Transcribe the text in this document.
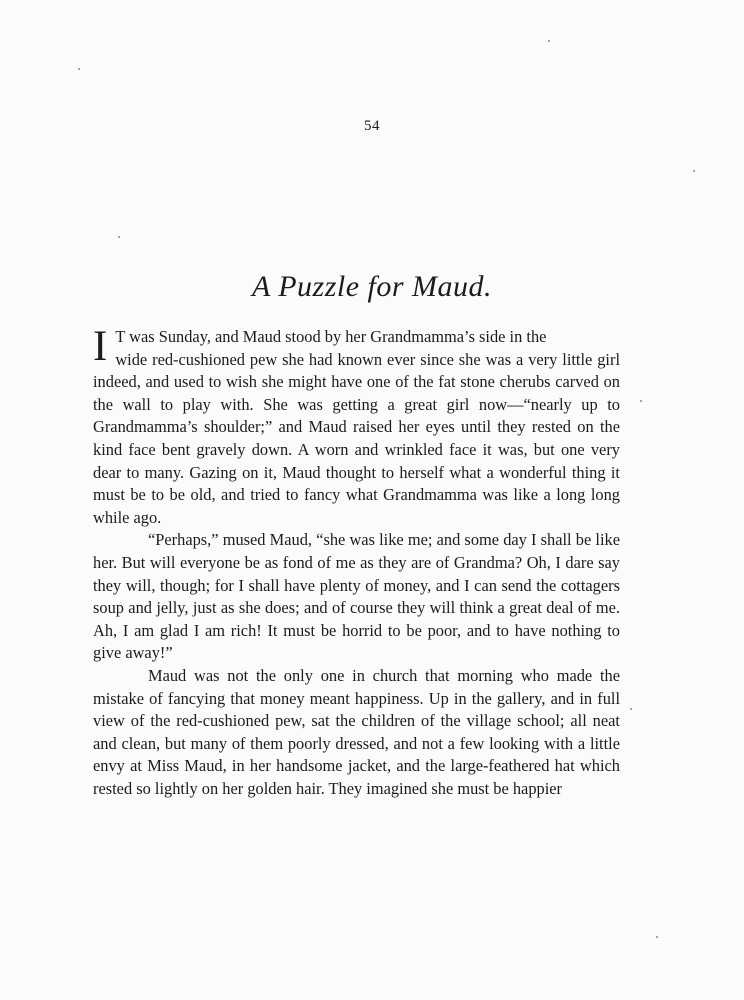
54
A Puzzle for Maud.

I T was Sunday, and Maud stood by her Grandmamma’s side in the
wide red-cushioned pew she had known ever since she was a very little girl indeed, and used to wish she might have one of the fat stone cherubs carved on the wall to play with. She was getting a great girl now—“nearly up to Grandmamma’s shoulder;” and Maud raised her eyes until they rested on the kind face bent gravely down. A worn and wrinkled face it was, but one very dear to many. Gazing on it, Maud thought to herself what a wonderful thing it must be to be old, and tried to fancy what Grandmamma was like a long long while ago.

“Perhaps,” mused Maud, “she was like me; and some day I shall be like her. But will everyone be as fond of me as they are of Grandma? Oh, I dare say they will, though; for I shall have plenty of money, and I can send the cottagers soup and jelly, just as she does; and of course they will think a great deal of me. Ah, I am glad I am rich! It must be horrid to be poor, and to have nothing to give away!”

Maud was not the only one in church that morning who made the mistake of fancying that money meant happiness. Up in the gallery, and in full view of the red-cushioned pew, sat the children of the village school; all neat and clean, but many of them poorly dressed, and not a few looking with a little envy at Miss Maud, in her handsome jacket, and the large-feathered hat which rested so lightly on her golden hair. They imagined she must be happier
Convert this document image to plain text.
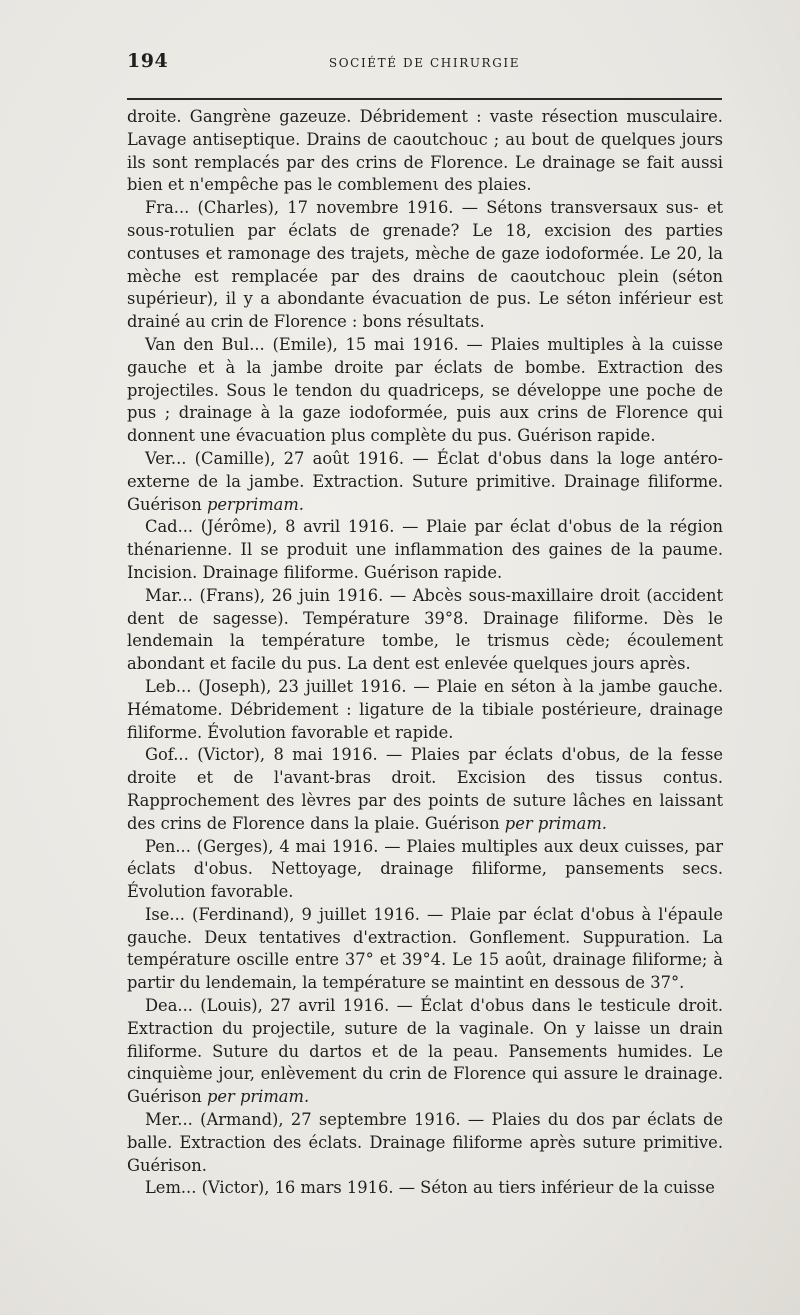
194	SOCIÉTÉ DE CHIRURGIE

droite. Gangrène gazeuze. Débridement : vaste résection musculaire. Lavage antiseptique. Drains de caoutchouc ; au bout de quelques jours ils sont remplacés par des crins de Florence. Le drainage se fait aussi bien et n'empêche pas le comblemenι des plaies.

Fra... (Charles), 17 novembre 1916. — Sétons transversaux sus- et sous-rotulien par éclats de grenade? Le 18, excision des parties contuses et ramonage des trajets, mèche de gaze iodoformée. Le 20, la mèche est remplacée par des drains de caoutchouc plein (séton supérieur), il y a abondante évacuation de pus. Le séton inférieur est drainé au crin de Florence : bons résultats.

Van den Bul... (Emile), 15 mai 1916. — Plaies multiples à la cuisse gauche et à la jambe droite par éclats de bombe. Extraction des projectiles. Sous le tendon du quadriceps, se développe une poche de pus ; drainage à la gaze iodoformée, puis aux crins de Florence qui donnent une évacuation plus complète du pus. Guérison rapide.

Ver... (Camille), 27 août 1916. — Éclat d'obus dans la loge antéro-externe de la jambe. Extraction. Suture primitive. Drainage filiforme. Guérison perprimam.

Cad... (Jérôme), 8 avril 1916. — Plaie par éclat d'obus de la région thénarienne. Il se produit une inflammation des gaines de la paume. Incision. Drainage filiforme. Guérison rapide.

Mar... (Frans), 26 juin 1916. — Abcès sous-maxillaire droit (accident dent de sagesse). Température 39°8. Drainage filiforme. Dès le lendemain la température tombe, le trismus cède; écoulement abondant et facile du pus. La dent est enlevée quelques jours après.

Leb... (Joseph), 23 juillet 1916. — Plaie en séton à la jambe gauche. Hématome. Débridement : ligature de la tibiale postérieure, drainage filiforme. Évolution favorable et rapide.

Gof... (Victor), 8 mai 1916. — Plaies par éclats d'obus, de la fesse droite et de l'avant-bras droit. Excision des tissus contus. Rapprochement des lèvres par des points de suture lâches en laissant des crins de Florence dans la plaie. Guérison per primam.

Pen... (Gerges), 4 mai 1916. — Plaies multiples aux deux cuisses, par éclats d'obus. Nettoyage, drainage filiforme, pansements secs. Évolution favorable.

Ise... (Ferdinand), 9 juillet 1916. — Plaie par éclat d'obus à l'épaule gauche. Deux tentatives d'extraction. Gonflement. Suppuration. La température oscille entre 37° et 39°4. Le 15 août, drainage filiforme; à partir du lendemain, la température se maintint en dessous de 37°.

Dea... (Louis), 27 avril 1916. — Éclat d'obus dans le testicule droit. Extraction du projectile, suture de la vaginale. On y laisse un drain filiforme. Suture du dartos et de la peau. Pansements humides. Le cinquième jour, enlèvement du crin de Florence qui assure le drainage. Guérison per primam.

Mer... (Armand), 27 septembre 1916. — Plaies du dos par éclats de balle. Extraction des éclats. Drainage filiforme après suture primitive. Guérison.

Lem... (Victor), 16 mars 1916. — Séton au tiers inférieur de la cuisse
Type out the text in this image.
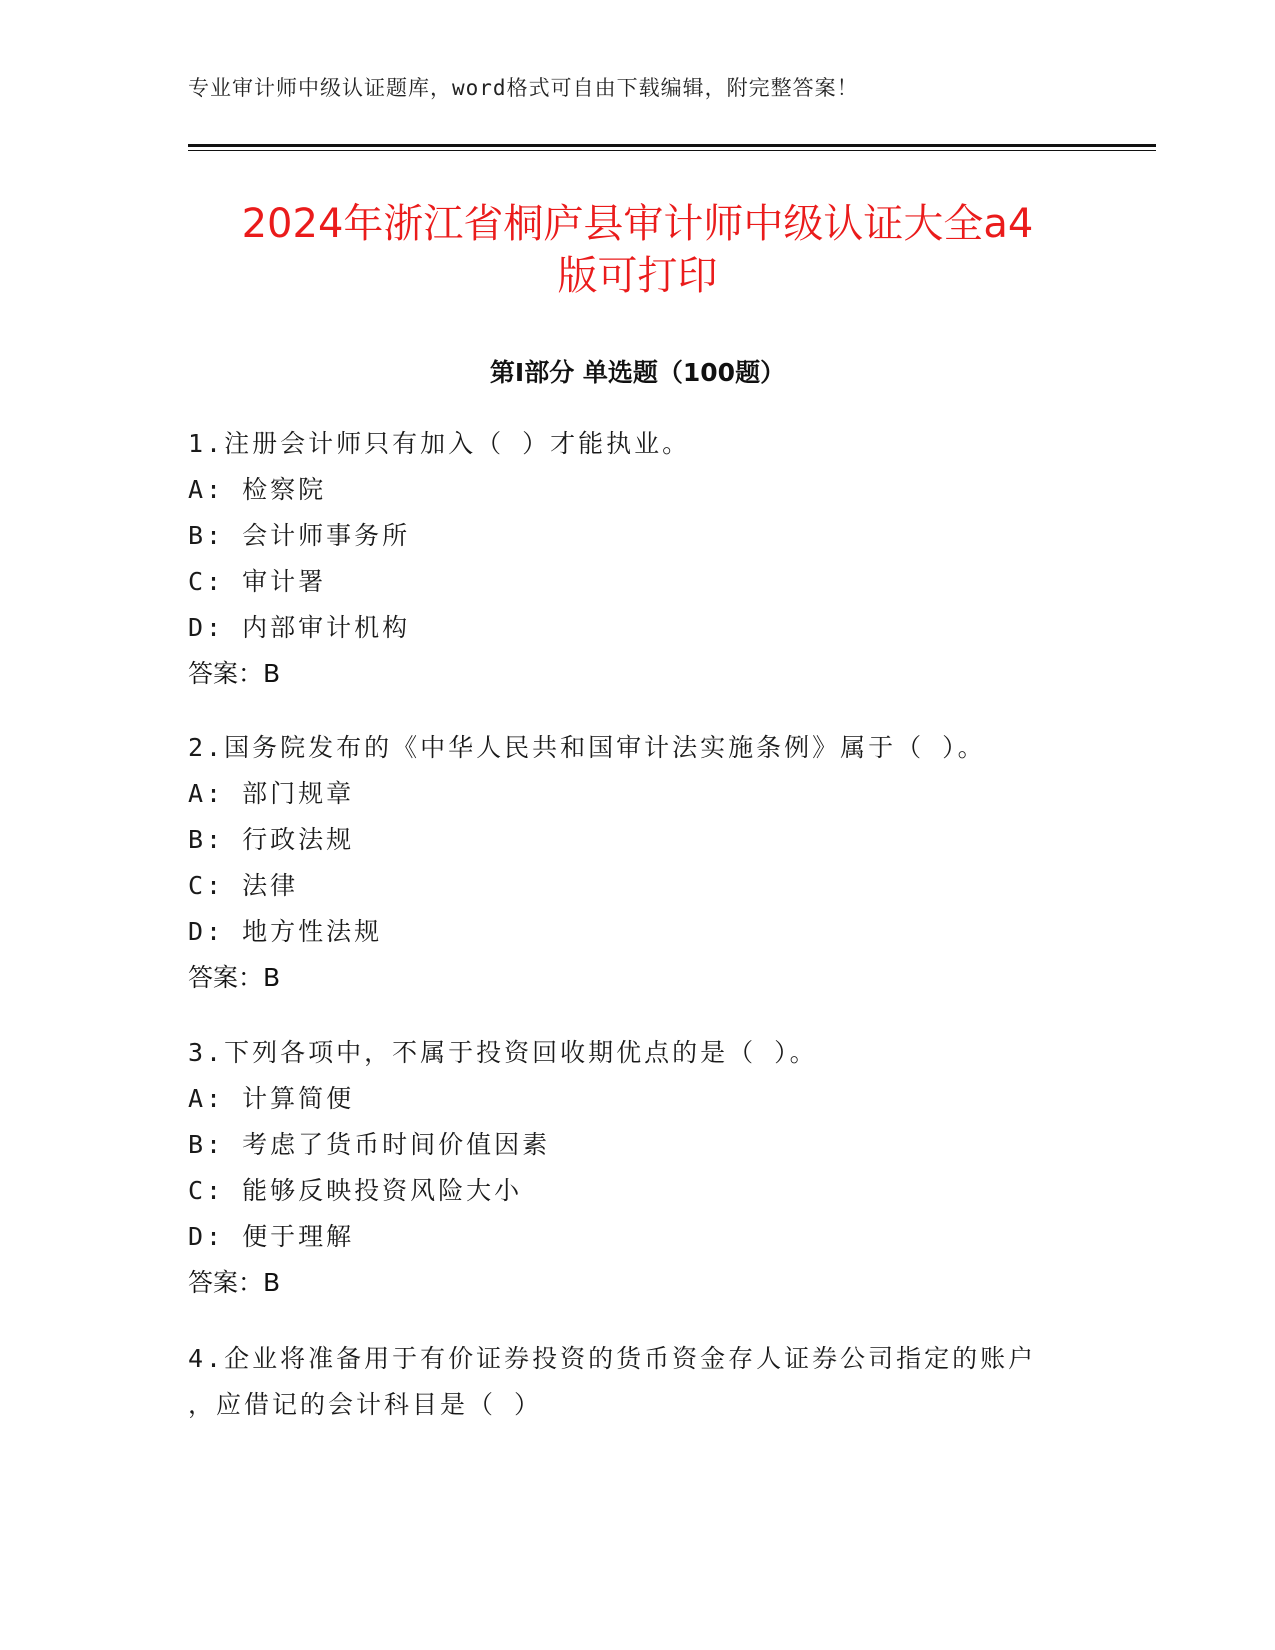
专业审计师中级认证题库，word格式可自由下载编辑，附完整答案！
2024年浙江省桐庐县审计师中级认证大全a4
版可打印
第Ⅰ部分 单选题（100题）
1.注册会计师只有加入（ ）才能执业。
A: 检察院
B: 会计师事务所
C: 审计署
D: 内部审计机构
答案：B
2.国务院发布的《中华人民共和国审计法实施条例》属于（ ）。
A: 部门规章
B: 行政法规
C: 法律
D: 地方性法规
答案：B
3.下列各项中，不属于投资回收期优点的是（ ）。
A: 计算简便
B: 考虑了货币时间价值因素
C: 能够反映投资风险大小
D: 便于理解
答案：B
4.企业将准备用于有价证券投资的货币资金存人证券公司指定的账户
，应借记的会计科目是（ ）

********

#### Task prompt
Only a number is wanted: how many lines above include "great"?

#### Exercise output
2